## Listings of boxed layout items
---------------
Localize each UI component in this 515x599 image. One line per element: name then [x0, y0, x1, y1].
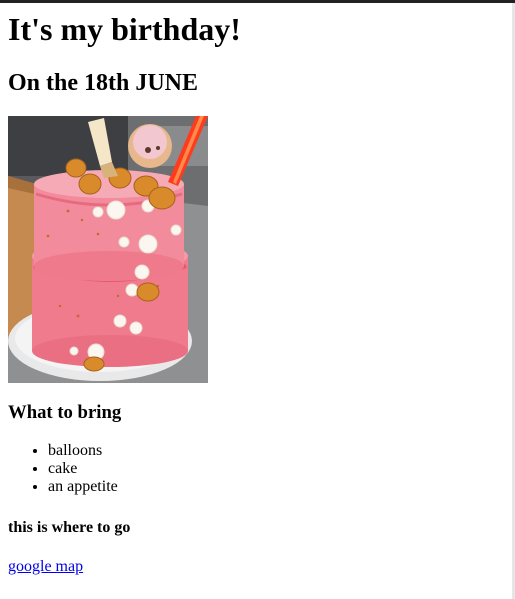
- bring-heading: What to bring: [8, 402, 122, 423]
- page-title: It's my birthday!: [8, 11, 241, 47]
- list-item: balloons: [48, 442, 118, 460]
- list-item: cake: [48, 460, 118, 478]
- browser-top-border: [0, 0, 515, 3]
- cake-image: [8, 116, 208, 383]
- list-item: an appetite: [48, 478, 118, 496]
- bring-list: balloons cake an appetite: [48, 442, 118, 496]
- google-map-link[interactable]: google map: [8, 557, 83, 576]
- where-heading: this is where to go: [8, 519, 131, 536]
- date-heading: On the 18th JUNE: [8, 70, 199, 96]
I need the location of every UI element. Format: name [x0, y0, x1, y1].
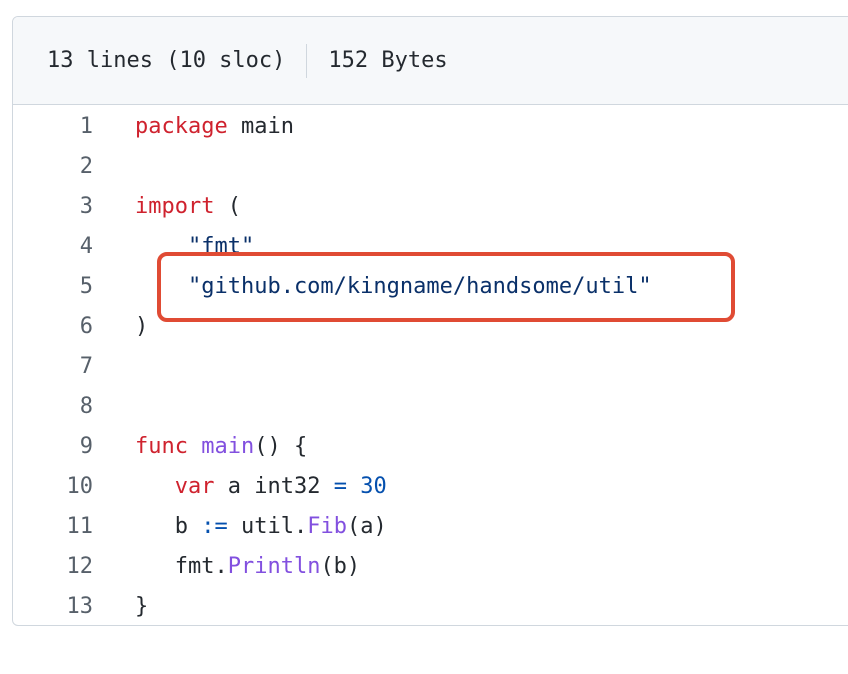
- highlight-annotation-box: [157, 252, 735, 322]
- code-line: 12 fmt.Println(b): [13, 547, 848, 587]
- code-text: fmt.Println(b): [135, 547, 360, 587]
- code-text: package main: [135, 107, 294, 147]
- code-token: package: [135, 114, 228, 139]
- code-token: Fib: [307, 514, 347, 539]
- code-text: func main() {: [135, 427, 307, 467]
- code-text: }: [135, 587, 149, 625]
- line-number[interactable]: 5: [33, 267, 93, 307]
- code-line: 2: [13, 147, 848, 187]
- code-token: main: [227, 114, 294, 139]
- line-number[interactable]: 3: [33, 187, 93, 227]
- code-token: Println: [227, 554, 321, 579]
- header-divider: [306, 43, 308, 78]
- code-token: (: [214, 194, 241, 219]
- code-token: :=: [201, 514, 228, 539]
- line-number[interactable]: 13: [33, 587, 94, 625]
- code-token: var: [174, 474, 215, 499]
- line-number[interactable]: 11: [33, 507, 94, 547]
- code-token: 30: [360, 474, 387, 499]
- code-token: a int32: [214, 474, 334, 499]
- code-line: 10 var a int32 = 30: [13, 467, 848, 507]
- code-token: =: [333, 474, 347, 499]
- line-number[interactable]: 1: [33, 107, 93, 147]
- code-text: b := util.Fib(a): [135, 507, 387, 547]
- code-line: 9 func main() {: [13, 427, 848, 467]
- code-token: fmt.: [135, 554, 228, 579]
- line-number[interactable]: 6: [33, 307, 93, 347]
- code-text: ): [135, 307, 148, 347]
- code-token: import: [135, 194, 215, 219]
- code-text: import (: [135, 187, 241, 227]
- code-token: func: [135, 434, 188, 459]
- line-number[interactable]: 10: [33, 467, 94, 507]
- line-number[interactable]: 12: [33, 547, 94, 587]
- file-size: 152 Bytes: [328, 48, 448, 73]
- code-token: ): [135, 314, 149, 339]
- line-count: 13 lines (10 sloc): [47, 48, 286, 73]
- line-number[interactable]: 7: [33, 347, 93, 387]
- line-number[interactable]: 8: [33, 387, 93, 427]
- line-number[interactable]: 4: [33, 227, 93, 267]
- code-token: b: [135, 514, 202, 539]
- code-token: () {: [254, 434, 308, 459]
- file-info-header: 13 lines (10 sloc) 152 Bytes: [13, 17, 848, 105]
- code-token: main: [201, 434, 255, 459]
- code-text: var a int32 = 30: [135, 467, 387, 507]
- code-token: util.: [227, 514, 308, 539]
- code-token: (b): [320, 554, 361, 579]
- code-line: 11 b := util.Fib(a): [13, 507, 848, 547]
- code-line: 7: [13, 347, 848, 387]
- code-line: 8: [13, 387, 848, 427]
- line-number[interactable]: 9: [33, 427, 93, 467]
- code-line: 3 import (: [13, 187, 848, 227]
- code-token: }: [135, 594, 149, 619]
- code-token: (a): [346, 514, 387, 539]
- line-number[interactable]: 2: [33, 147, 93, 187]
- code-line: 1 package main: [13, 107, 848, 147]
- code-line: 13}: [13, 587, 848, 625]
---------------
## Stated task
Copy out all the lines above with every "element" replaced by "widget" and everything else left as it is. Leave the pictures out.

## Final result
Localize each UI component in this 515x599 image. One line per widget: name then [x0, y0, x1, y1].
- bring-heading: What to bring: [8, 402, 122, 423]
- page-title: It's my birthday!: [8, 11, 241, 47]
- list-item: balloons: [48, 442, 118, 460]
- list-item: cake: [48, 460, 118, 478]
- browser-top-border: [0, 0, 515, 3]
- cake-image: [8, 116, 208, 383]
- list-item: an appetite: [48, 478, 118, 496]
- bring-list: balloons cake an appetite: [48, 442, 118, 496]
- google-map-link[interactable]: google map: [8, 557, 83, 576]
- where-heading: this is where to go: [8, 519, 131, 536]
- date-heading: On the 18th JUNE: [8, 70, 199, 96]
I need the location of every UI widget. Format: name [x0, y0, x1, y1].
- highlight-annotation-box: [157, 252, 735, 322]
- code-line: 12 fmt.Println(b): [13, 547, 848, 587]
- code-text: fmt.Println(b): [135, 547, 360, 587]
- code-text: package main: [135, 107, 294, 147]
- code-token: package: [135, 114, 228, 139]
- code-token: Fib: [307, 514, 347, 539]
- code-text: func main() {: [135, 427, 307, 467]
- code-text: }: [135, 587, 149, 625]
- line-number[interactable]: 5: [33, 267, 93, 307]
- code-line: 2: [13, 147, 848, 187]
- code-token: main: [227, 114, 294, 139]
- line-number[interactable]: 3: [33, 187, 93, 227]
- code-token: Println: [227, 554, 321, 579]
- header-divider: [306, 43, 308, 78]
- code-token: (: [214, 194, 241, 219]
- code-token: :=: [201, 514, 228, 539]
- line-number[interactable]: 13: [33, 587, 94, 625]
- code-token: var: [174, 474, 215, 499]
- line-number[interactable]: 11: [33, 507, 94, 547]
- code-token: 30: [360, 474, 387, 499]
- code-token: a int32: [214, 474, 334, 499]
- code-line: 10 var a int32 = 30: [13, 467, 848, 507]
- code-token: =: [333, 474, 347, 499]
- line-number[interactable]: 1: [33, 107, 93, 147]
- code-text: b := util.Fib(a): [135, 507, 387, 547]
- code-line: 9 func main() {: [13, 427, 848, 467]
- code-token: fmt.: [135, 554, 228, 579]
- line-number[interactable]: 6: [33, 307, 93, 347]
- code-text: ): [135, 307, 148, 347]
- code-token: import: [135, 194, 215, 219]
- code-text: import (: [135, 187, 241, 227]
- code-token: func: [135, 434, 188, 459]
- line-number[interactable]: 10: [33, 467, 94, 507]
- line-number[interactable]: 12: [33, 547, 94, 587]
- file-size: 152 Bytes: [328, 48, 448, 73]
- code-token: ): [135, 314, 149, 339]
- line-count: 13 lines (10 sloc): [47, 48, 286, 73]
- line-number[interactable]: 7: [33, 347, 93, 387]
- line-number[interactable]: 8: [33, 387, 93, 427]
- line-number[interactable]: 4: [33, 227, 93, 267]
- code-token: b: [135, 514, 202, 539]
- code-token: () {: [254, 434, 308, 459]
- file-info-header: 13 lines (10 sloc) 152 Bytes: [13, 17, 848, 105]
- code-token: main: [201, 434, 255, 459]
- code-text: var a int32 = 30: [135, 467, 387, 507]
- code-token: util.: [227, 514, 308, 539]
- code-token: (b): [320, 554, 361, 579]
- code-line: 11 b := util.Fib(a): [13, 507, 848, 547]
- code-line: 7: [13, 347, 848, 387]
- code-line: 8: [13, 387, 848, 427]
- line-number[interactable]: 9: [33, 427, 93, 467]
- code-line: 3 import (: [13, 187, 848, 227]
- code-token: }: [135, 594, 149, 619]
- code-token: (a): [346, 514, 387, 539]
- line-number[interactable]: 2: [33, 147, 93, 187]
- code-line: 1 package main: [13, 107, 848, 147]
- code-line: 13}: [13, 587, 848, 625]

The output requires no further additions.